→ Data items
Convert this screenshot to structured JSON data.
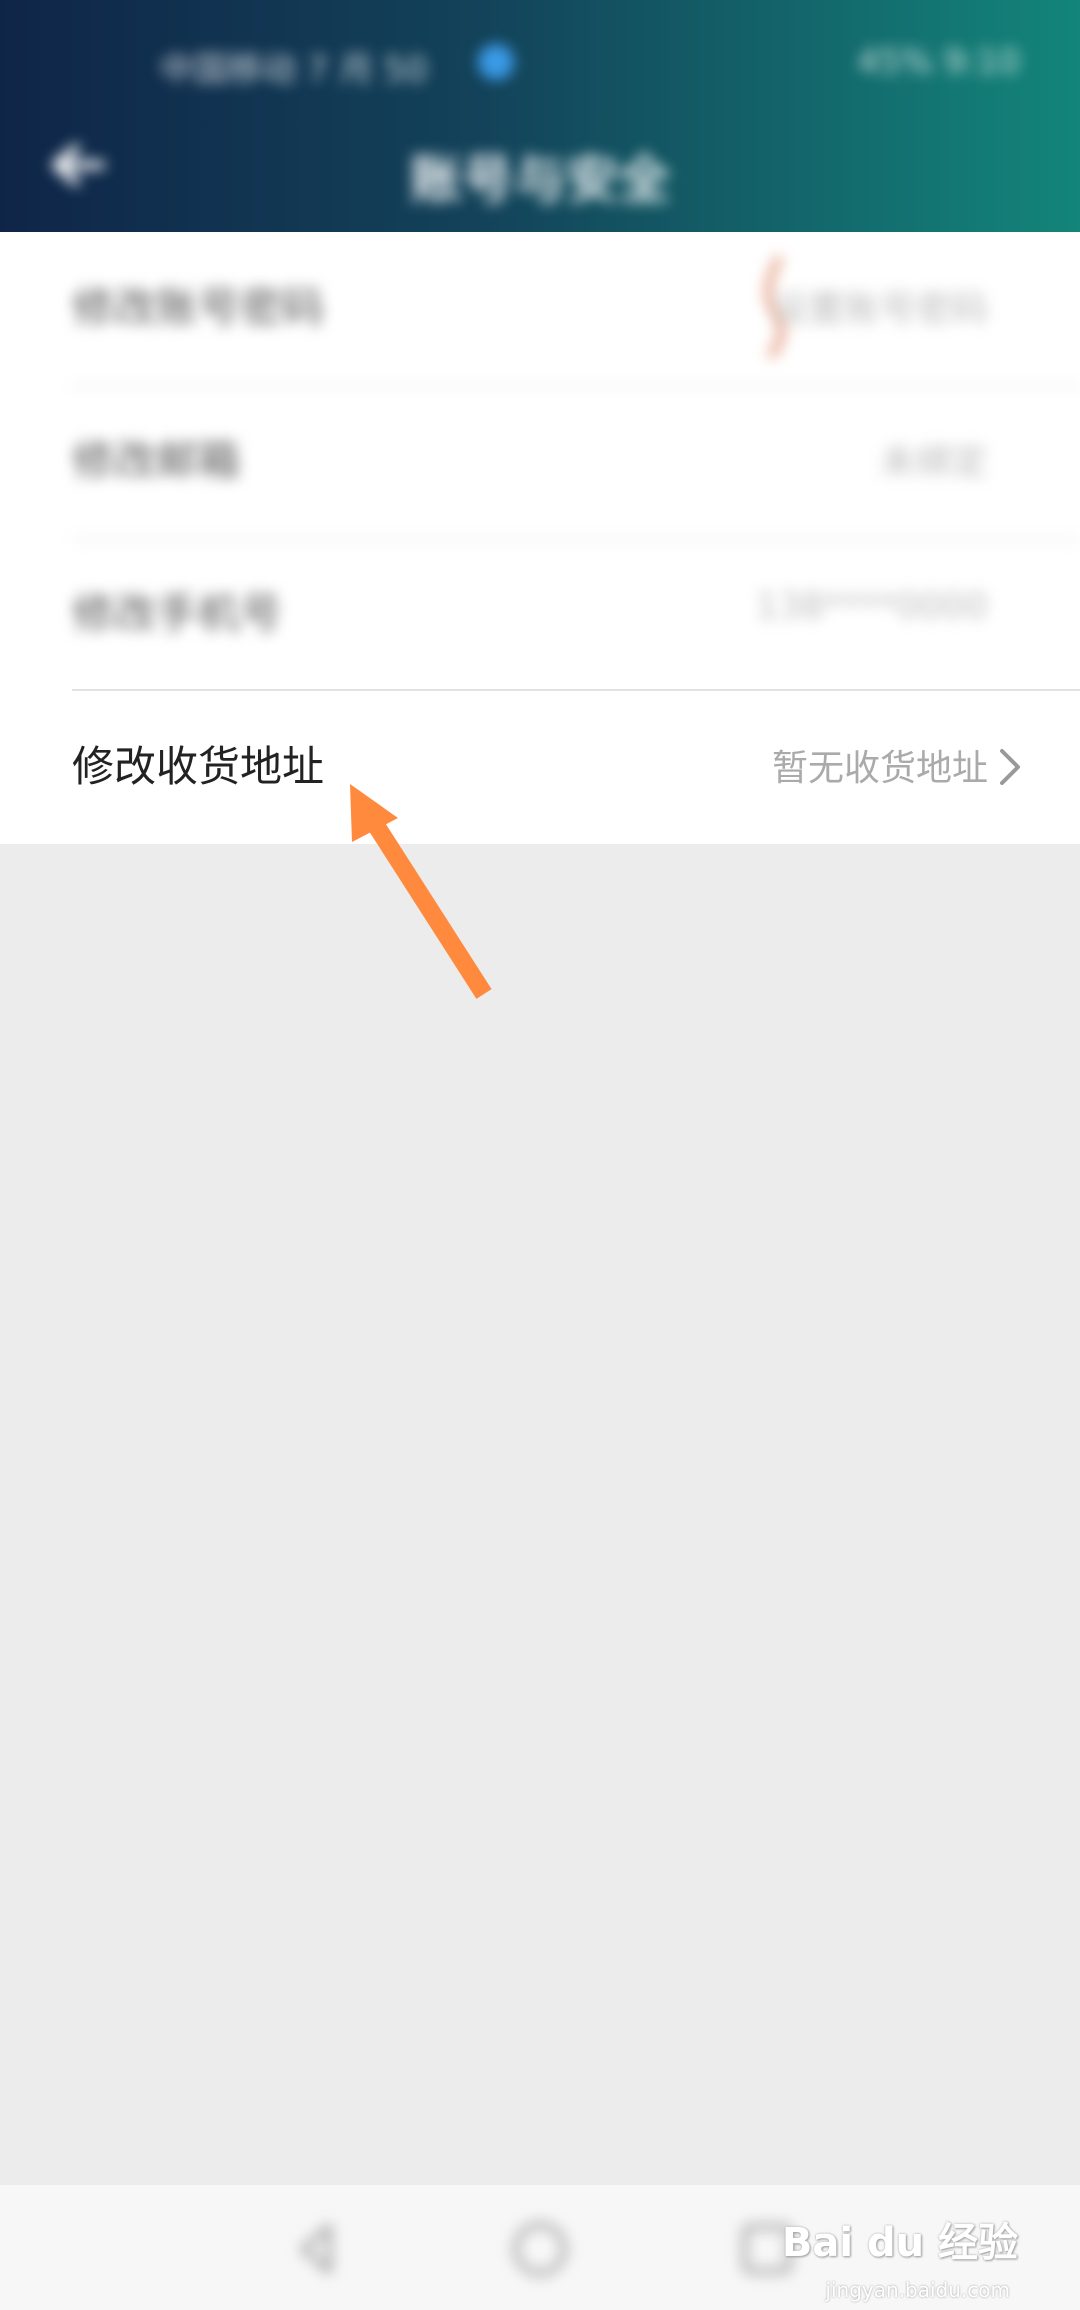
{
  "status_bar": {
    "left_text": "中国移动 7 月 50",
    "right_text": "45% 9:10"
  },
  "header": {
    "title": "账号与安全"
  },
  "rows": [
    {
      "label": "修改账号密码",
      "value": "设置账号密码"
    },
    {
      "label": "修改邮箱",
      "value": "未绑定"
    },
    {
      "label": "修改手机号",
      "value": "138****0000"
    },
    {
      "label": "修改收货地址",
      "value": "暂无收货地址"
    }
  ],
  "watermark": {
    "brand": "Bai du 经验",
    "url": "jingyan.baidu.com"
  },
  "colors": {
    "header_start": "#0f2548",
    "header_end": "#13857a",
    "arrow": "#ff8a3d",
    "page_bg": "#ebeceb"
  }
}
--
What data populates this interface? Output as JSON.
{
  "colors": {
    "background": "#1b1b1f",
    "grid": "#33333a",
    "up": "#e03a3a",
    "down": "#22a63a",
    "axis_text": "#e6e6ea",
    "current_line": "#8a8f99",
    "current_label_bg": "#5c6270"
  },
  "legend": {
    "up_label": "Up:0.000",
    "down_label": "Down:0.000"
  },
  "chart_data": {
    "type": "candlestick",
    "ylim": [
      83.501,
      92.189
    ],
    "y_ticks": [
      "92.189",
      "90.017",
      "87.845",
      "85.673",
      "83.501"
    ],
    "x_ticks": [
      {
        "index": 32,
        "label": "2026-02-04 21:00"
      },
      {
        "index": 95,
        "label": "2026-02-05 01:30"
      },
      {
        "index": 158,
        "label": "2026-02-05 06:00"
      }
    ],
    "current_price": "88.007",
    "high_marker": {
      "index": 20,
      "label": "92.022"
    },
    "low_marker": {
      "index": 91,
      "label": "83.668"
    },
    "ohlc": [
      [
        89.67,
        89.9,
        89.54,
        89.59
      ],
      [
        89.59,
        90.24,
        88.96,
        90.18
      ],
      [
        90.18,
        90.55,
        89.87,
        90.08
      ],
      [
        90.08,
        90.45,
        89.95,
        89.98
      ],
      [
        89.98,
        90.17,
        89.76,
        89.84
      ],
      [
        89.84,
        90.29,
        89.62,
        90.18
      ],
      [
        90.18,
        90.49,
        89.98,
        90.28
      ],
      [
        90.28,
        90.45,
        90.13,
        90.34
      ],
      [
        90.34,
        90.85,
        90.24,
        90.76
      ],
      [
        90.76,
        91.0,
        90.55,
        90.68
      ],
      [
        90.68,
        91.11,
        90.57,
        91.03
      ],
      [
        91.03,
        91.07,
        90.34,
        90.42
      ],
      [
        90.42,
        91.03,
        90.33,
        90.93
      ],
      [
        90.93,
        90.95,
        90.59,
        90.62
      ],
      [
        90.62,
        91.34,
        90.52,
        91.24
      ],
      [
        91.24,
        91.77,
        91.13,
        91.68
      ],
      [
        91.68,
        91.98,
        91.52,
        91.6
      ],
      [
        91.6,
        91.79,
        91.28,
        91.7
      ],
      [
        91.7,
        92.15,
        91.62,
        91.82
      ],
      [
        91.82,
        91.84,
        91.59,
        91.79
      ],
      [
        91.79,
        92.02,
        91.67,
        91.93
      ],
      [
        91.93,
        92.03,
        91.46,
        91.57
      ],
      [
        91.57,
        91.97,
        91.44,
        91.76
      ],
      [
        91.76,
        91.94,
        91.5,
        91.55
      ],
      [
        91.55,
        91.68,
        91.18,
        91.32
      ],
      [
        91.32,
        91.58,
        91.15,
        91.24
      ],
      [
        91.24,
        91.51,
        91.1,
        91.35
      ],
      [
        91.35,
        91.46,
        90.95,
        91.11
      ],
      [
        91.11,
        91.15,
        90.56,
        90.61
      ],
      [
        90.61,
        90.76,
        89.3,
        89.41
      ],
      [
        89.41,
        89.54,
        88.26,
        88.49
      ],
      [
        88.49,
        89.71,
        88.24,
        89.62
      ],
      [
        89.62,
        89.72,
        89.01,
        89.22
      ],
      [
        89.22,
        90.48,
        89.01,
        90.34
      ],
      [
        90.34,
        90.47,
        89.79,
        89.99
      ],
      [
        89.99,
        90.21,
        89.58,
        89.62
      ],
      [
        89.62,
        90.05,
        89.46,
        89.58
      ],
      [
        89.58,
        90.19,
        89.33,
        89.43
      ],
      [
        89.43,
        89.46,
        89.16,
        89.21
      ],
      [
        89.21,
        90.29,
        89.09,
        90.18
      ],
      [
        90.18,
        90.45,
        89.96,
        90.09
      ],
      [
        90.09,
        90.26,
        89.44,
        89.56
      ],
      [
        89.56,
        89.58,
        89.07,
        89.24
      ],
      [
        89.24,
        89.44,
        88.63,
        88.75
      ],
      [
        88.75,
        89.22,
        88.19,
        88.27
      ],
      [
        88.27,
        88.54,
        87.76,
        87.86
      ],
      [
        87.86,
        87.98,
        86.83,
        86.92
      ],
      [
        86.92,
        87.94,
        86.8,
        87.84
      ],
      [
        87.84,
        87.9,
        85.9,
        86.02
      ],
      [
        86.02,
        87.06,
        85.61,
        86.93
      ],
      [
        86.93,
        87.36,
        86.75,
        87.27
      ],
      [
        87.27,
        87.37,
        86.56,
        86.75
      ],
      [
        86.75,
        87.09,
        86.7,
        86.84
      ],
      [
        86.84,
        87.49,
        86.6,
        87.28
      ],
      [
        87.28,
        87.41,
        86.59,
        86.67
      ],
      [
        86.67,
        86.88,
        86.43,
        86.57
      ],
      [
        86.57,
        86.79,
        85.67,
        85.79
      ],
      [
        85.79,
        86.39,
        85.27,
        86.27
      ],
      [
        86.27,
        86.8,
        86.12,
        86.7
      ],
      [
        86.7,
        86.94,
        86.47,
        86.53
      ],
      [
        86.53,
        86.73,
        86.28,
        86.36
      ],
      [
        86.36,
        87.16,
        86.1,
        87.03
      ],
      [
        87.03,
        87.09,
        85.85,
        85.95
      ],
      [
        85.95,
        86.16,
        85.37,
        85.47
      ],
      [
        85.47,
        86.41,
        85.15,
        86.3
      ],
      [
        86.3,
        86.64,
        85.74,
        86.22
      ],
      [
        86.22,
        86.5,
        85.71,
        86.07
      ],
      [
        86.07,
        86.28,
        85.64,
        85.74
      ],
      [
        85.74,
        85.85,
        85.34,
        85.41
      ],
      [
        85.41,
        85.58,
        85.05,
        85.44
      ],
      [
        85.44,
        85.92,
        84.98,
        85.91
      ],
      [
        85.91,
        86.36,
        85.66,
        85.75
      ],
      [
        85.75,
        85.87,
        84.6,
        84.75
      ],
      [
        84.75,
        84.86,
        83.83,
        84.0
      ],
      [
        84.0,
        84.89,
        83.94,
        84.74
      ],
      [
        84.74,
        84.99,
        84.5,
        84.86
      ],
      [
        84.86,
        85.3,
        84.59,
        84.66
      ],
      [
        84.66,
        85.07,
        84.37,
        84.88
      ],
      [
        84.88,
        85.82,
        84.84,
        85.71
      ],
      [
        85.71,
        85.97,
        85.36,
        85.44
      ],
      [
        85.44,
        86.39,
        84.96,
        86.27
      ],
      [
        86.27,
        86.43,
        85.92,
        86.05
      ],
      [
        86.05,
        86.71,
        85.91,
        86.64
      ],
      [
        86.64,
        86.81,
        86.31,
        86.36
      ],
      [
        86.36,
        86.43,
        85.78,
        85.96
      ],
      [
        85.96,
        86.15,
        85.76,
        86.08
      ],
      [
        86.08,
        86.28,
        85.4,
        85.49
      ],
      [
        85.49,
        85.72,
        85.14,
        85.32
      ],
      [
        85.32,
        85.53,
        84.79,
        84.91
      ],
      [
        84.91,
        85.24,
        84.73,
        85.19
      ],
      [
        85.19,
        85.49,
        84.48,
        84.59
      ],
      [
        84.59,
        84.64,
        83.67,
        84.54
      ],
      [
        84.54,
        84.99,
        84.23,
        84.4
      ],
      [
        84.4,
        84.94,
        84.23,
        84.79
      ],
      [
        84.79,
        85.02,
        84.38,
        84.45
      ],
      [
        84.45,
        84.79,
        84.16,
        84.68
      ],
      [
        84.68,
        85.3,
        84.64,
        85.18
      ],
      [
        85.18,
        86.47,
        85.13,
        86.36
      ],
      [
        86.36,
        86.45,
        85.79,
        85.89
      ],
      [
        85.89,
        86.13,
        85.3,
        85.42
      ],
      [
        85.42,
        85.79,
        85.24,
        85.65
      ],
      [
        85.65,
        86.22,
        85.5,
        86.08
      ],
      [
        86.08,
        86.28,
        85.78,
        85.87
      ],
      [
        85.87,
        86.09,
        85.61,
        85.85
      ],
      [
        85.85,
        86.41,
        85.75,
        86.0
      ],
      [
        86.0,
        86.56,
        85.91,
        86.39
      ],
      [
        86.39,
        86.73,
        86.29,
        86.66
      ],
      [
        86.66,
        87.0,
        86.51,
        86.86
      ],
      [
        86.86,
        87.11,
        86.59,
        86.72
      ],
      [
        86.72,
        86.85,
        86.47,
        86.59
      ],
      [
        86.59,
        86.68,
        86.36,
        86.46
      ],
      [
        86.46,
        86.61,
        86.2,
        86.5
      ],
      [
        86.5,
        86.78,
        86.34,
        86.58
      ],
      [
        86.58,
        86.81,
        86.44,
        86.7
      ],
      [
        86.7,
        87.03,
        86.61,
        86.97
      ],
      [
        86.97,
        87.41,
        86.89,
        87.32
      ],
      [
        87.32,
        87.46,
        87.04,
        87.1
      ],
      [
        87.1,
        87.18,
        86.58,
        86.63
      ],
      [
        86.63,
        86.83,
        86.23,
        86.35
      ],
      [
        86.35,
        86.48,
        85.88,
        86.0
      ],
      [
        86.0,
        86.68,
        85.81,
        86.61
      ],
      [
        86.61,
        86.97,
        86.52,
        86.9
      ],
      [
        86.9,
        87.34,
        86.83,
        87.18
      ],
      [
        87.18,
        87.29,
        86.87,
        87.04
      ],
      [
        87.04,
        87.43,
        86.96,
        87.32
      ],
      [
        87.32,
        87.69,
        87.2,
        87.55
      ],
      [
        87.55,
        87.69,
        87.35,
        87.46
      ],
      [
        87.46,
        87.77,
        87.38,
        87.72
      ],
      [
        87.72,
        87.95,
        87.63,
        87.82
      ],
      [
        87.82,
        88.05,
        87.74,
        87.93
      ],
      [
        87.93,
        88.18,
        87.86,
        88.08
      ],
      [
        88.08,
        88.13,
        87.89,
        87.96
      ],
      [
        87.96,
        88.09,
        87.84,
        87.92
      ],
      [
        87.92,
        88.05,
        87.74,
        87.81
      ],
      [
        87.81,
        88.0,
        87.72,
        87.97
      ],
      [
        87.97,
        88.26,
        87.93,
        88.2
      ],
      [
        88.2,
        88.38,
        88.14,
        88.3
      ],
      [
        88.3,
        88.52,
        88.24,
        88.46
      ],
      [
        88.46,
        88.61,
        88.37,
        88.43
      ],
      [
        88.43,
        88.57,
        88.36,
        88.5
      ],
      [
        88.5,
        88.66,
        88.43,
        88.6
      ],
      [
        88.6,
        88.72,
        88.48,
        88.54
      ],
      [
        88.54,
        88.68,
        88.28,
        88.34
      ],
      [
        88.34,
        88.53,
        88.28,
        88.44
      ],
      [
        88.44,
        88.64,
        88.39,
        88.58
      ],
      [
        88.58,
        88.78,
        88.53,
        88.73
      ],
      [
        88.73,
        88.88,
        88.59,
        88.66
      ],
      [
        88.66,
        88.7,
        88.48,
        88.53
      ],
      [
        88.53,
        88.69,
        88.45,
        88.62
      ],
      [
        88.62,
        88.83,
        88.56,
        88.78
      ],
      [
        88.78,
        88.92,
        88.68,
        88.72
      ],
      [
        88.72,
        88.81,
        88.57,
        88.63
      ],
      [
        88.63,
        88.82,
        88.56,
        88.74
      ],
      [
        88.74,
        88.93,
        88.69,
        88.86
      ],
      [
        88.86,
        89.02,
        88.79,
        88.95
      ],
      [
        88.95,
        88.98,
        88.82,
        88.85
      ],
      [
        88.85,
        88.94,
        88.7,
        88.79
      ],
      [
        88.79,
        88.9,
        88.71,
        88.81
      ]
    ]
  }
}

→ WRITTEN REQUEST
How many lines in the records above contain the word "JSON"? Give only the number.

→ EXPECTED ANSWER
2